- Extracted text -
::::

Mixed Effect on Foreign Relations
Early in the war, Amman strongly condemned Iranian aggression against the Gulf Cooperation Council states, while King Abdullah paid visits to various GCC capitals. Gulf publics and officials are highly sensitive to the wartime positions adopted by other Arab states and have taken notice of Jordan’s reaction. Unlike in 1991, when the kingdom emerged politically and financially isolated after the liberation of Kuwait, Amman is well-positioned this time to deepen its relations with GCC states.
Conversely, the war is exacerbating Jordan’s political strains with Israel, despite serving as a reminder to both sides of the relationship’s security value. The fact that their intense military cooperation has failed to ameliorate political tensions speaks to the depth of the bilateral impasse, which has steadily worsened due to a combination of Israeli policies in Gaza, the West Bank, and Jerusalem, along with Jordanian rhetoric and diplomatic initiatives against Israel. Remarkably, for neighbors who have such closely intertwined security interests, there is virtually zero political engagement.
The war might also amplify some recent signs of political stress in Amman’s deep relations with the United States. The kingdom’s traditional supporters in Washington have been concerned by Jordanian moves such as leaning into harsh anti-Israel rhetoric during the Gaza war and hosting controversial figures Tucker Carlson and Francesca Albanese, who have been roundly criticized for their antisemitic tirades. At the same time, Amman is increasingly anxious about the Trump administration’s policies on key Palestinian issues, particularly its willingness to tolerate Israeli settler violence in the West Bank and provocative moves by some Israeli political figures on the Temple Mount/al-Haram al-Sharif—a holy site where Jordan’s special oversight role was enshrined in the 1994 peace treaty. Hence, while the U.S.-Jordan relationship remains strong, failure to address these issues could lead to future bilateral tensions and impede Washington’s longer-term Arab-Israel peace goals.
Policy Recommendations
To help one of its most reliable regional allies weather the current crisis, Washington should take steps that mitigate the wartime damage suffered by Jordan while also planning for the economic, security, and diplomatic challenges that will come to the fore after the crisis:
- Economically, the United States already provides generous bilateral support to Amman. Yet the kingdom would benefit from inclusion in postwar regional economic arrangements, including potential plans to diversify transportation routes.

::::

- Information supplied -
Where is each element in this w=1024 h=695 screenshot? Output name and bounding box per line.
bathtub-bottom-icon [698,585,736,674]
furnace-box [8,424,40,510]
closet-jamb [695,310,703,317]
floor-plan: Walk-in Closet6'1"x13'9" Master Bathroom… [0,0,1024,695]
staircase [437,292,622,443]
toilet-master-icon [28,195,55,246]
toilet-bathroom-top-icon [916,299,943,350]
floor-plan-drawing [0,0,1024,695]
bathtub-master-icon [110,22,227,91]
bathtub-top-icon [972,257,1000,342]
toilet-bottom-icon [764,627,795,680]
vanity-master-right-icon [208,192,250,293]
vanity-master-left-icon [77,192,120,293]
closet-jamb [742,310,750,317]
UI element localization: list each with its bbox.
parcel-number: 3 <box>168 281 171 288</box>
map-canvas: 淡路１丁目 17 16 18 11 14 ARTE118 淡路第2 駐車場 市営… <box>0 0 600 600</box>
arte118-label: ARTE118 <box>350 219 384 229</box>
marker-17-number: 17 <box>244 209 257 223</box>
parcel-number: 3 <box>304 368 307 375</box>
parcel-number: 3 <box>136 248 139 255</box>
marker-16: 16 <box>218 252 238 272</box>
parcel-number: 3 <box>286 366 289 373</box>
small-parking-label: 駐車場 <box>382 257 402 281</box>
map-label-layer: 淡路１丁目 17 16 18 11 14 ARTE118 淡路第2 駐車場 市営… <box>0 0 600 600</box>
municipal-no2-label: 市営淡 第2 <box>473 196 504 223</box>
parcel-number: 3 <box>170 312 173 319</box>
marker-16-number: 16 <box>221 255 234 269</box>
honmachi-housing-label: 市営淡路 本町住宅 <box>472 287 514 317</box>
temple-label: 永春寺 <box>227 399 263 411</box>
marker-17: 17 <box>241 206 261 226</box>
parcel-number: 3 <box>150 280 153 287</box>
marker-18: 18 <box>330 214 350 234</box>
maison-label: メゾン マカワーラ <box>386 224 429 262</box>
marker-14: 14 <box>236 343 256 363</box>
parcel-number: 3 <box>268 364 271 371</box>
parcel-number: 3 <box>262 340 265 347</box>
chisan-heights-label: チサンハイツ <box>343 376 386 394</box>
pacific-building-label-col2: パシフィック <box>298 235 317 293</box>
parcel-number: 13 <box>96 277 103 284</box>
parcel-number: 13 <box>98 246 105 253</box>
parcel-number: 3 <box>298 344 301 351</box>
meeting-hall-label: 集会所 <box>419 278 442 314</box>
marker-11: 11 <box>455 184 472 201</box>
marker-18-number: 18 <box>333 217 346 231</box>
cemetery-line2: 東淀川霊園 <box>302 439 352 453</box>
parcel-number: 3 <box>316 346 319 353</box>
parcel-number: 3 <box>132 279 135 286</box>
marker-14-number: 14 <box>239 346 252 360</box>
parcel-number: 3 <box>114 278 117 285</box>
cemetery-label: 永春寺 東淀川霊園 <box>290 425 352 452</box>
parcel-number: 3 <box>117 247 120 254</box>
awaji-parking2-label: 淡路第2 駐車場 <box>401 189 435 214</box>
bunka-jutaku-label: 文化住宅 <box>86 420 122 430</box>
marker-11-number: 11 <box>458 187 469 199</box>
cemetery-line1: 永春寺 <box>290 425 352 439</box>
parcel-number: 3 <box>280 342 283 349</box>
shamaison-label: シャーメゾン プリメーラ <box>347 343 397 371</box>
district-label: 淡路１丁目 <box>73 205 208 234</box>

::::

- Your assignment -
Rewrite the part of the passage on Jordan's foreign relations that opens with the words containing "Policy Recommendations" and closes with "diversify transportation routes.", putting "dependable" in place of "reliable". The material has no connection to the passage on Jordan's foreign relations.

- Solution for this task -
Policy Recommendations
To help one of its most dependable regional allies weather the current crisis, Washington should take steps that mitigate the wartime damage suffered by Jordan while also planning for the economic, security, and diplomatic challenges that will come to the fore after the crisis:
- Economically, the United States already provides generous bilateral support to Amman. Yet the kingdom would benefit from inclusion in postwar regional economic arrangements, including potential plans to diversify transportation routes.